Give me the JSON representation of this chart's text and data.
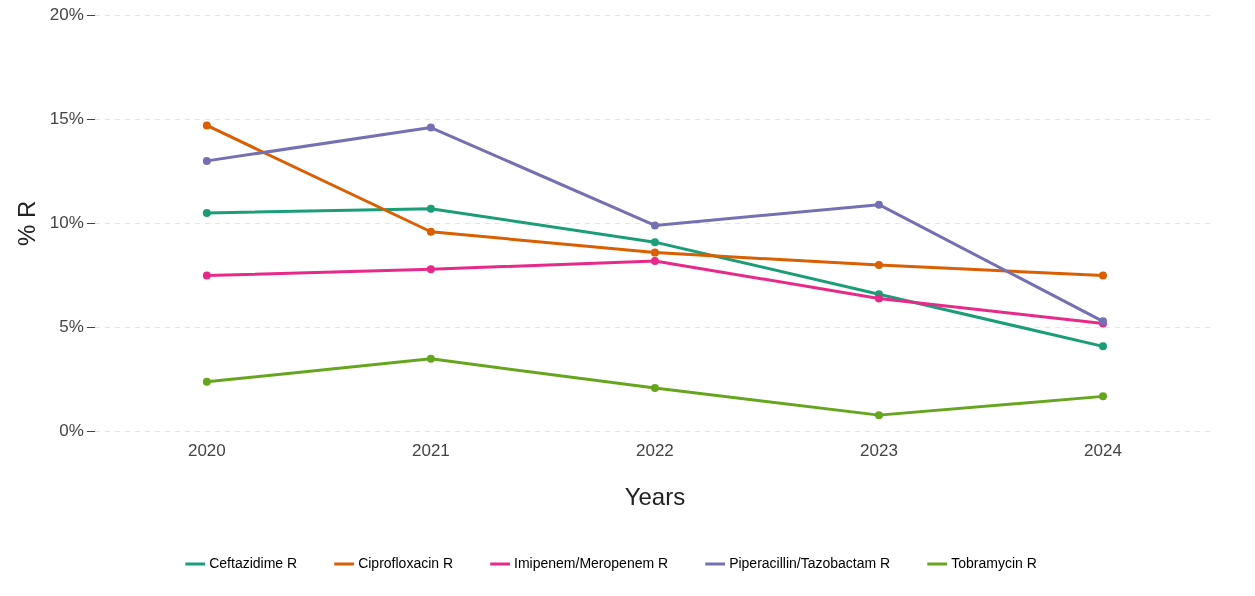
{
  "chart_data": {
    "type": "line",
    "xlabel": "Years",
    "ylabel": "% R",
    "categories": [
      "2020",
      "2021",
      "2022",
      "2023",
      "2024"
    ],
    "series": [
      {
        "name": "Ceftazidime R",
        "color": "#1b9e77",
        "values": [
          10.5,
          10.7,
          9.1,
          6.6,
          4.1
        ]
      },
      {
        "name": "Ciprofloxacin R",
        "color": "#d95f02",
        "values": [
          14.7,
          9.6,
          8.6,
          8.0,
          7.5
        ]
      },
      {
        "name": "Imipenem/Meropenem R",
        "color": "#e7298a",
        "values": [
          7.5,
          7.8,
          8.2,
          6.4,
          5.2
        ]
      },
      {
        "name": "Piperacillin/Tazobactam R",
        "color": "#7570b3",
        "values": [
          13.0,
          14.6,
          9.9,
          10.9,
          5.3
        ]
      },
      {
        "name": "Tobramycin R",
        "color": "#66a61e",
        "values": [
          2.4,
          3.5,
          2.1,
          0.8,
          1.7
        ]
      }
    ],
    "ylim": [
      0,
      20
    ],
    "yticks": [
      {
        "value": 0,
        "label": "0%"
      },
      {
        "value": 5,
        "label": "5%"
      },
      {
        "value": 10,
        "label": "10%"
      },
      {
        "value": 15,
        "label": "15%"
      },
      {
        "value": 20,
        "label": "20%"
      }
    ],
    "grid": "y",
    "legend": "bottom",
    "marker": "circle",
    "line_style": "solid"
  }
}
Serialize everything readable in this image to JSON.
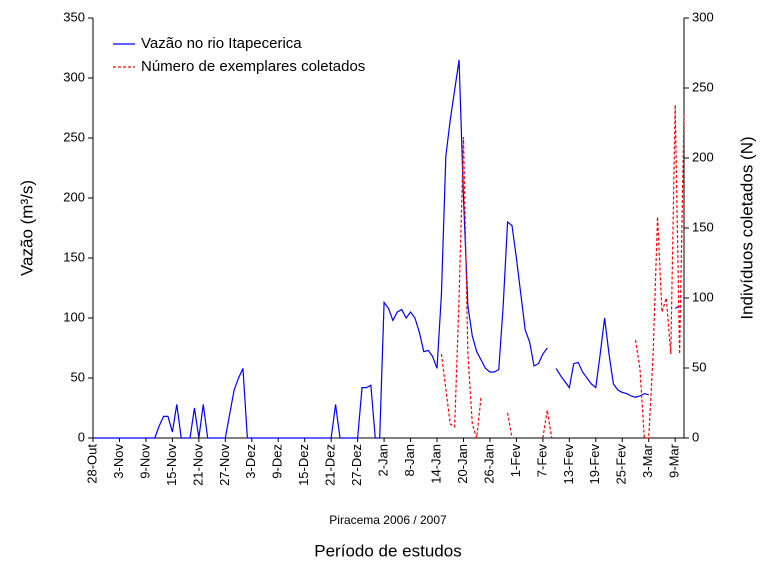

[TASK DIRECTIONS] Without the pictures, restate all of the entries above verbatim.

[COMPLETE ANSWER]
Give me the JSON representation of this chart's text and data.
{
  "chart_data": {
    "type": "line",
    "xlabel": "Years",
    "ylabel": "% R",
    "categories": [
      "2020",
      "2021",
      "2022",
      "2023",
      "2024"
    ],
    "series": [
      {
        "name": "Ceftazidime R",
        "color": "#1b9e77",
        "values": [
          10.5,
          10.7,
          9.1,
          6.6,
          4.1
        ]
      },
      {
        "name": "Ciprofloxacin R",
        "color": "#d95f02",
        "values": [
          14.7,
          9.6,
          8.6,
          8.0,
          7.5
        ]
      },
      {
        "name": "Imipenem/Meropenem R",
        "color": "#e7298a",
        "values": [
          7.5,
          7.8,
          8.2,
          6.4,
          5.2
        ]
      },
      {
        "name": "Piperacillin/Tazobactam R",
        "color": "#7570b3",
        "values": [
          13.0,
          14.6,
          9.9,
          10.9,
          5.3
        ]
      },
      {
        "name": "Tobramycin R",
        "color": "#66a61e",
        "values": [
          2.4,
          3.5,
          2.1,
          0.8,
          1.7
        ]
      }
    ],
    "ylim": [
      0,
      20
    ],
    "yticks": [
      {
        "value": 0,
        "label": "0%"
      },
      {
        "value": 5,
        "label": "5%"
      },
      {
        "value": 10,
        "label": "10%"
      },
      {
        "value": 15,
        "label": "15%"
      },
      {
        "value": 20,
        "label": "20%"
      }
    ],
    "grid": "y",
    "legend": "bottom",
    "marker": "circle",
    "line_style": "solid"
  }
}
Serialize everything readable in this image to JSON.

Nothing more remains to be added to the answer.